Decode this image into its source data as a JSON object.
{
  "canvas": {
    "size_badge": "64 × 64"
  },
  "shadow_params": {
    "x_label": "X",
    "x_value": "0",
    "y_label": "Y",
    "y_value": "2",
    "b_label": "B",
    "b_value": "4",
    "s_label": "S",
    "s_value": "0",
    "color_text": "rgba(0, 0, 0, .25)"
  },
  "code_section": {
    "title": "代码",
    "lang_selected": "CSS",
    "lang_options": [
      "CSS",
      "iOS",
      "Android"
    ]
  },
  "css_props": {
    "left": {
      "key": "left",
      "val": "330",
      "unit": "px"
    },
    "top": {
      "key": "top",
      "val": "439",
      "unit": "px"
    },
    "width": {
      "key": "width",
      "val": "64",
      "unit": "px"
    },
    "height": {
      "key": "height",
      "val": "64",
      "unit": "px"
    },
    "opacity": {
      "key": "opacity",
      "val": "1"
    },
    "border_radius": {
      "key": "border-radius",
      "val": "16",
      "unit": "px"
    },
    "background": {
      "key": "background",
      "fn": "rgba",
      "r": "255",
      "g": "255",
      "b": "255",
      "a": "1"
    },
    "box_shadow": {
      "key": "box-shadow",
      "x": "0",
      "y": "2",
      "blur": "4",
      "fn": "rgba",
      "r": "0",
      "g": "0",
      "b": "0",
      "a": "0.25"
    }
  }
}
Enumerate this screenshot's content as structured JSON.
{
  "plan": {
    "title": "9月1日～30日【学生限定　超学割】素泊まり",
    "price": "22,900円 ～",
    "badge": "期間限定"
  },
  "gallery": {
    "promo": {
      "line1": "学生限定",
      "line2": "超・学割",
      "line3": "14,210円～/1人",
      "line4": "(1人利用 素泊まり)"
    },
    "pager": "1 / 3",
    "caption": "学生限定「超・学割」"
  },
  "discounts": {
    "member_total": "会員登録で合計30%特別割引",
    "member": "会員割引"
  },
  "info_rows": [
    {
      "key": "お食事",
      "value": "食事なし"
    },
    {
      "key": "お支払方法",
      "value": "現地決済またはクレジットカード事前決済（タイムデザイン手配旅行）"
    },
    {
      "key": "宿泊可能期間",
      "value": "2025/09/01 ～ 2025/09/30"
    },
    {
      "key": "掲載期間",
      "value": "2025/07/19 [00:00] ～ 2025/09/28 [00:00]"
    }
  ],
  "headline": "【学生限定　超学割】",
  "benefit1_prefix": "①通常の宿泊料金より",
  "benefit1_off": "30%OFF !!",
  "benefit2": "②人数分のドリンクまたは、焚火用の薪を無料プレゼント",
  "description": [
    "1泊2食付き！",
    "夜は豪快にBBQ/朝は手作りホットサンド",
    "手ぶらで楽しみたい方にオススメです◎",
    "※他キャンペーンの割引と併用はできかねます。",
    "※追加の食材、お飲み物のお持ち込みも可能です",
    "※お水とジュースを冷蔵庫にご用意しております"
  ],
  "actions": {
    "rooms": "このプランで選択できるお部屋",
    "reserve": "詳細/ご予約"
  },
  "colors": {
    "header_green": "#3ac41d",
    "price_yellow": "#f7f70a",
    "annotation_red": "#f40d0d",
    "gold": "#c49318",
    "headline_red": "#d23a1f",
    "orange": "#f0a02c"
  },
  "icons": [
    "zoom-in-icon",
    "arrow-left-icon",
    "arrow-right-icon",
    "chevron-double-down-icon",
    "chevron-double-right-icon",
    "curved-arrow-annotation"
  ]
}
================================
* _AIM OF THE EXERCISE_
Scan the material above for the string "学生限定" and return the lines that hold it.

* _SOLUTION TO THIS PROBLEM_
    "title": "9月1日～30日【学生限定　超学割】素泊まり",
      "line1": "学生限定",
    "caption": "学生限定「超・学割」"
  "headline": "【学生限定　超学割】",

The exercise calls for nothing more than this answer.